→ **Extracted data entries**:

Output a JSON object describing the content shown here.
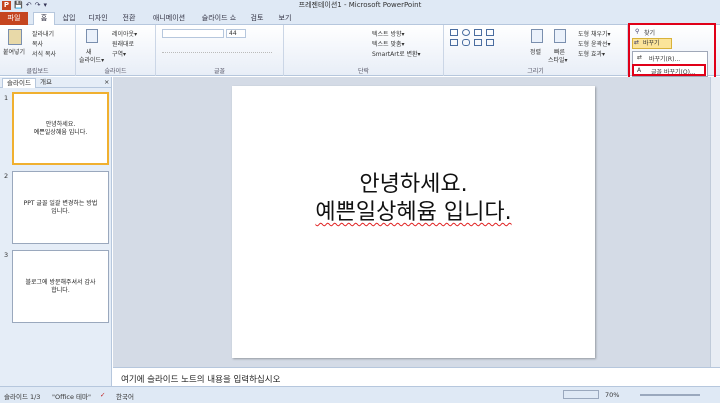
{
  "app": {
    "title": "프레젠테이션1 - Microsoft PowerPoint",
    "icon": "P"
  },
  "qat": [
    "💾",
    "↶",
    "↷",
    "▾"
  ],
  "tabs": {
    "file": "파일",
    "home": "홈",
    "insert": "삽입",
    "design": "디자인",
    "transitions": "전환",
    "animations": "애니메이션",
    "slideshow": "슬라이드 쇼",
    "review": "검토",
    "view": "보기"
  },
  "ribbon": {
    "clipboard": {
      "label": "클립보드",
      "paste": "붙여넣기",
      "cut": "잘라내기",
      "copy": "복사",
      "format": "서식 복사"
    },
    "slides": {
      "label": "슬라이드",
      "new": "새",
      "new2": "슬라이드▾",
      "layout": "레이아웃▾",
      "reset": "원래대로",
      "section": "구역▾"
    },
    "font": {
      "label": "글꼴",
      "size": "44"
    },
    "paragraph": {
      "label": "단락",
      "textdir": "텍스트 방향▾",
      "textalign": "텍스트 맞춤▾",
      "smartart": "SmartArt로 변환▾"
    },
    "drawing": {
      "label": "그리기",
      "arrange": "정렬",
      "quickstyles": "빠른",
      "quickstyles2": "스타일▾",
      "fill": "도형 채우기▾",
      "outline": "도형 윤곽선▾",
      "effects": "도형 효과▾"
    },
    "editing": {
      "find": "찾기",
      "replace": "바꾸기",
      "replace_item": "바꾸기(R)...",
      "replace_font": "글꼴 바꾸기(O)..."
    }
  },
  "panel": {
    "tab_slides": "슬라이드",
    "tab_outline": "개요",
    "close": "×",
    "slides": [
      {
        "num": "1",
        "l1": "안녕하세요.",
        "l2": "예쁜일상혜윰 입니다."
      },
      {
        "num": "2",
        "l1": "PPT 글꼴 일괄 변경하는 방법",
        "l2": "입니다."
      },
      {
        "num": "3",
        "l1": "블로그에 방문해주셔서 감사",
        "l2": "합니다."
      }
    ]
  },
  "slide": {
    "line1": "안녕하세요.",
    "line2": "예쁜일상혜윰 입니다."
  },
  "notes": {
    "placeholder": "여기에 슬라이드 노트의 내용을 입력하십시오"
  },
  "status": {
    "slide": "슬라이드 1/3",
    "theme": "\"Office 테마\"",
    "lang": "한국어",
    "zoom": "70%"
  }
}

→ **Instructions for the task**: Provide the number of lines in the entries that include "label", and no other text.

→ **Expected output**: 5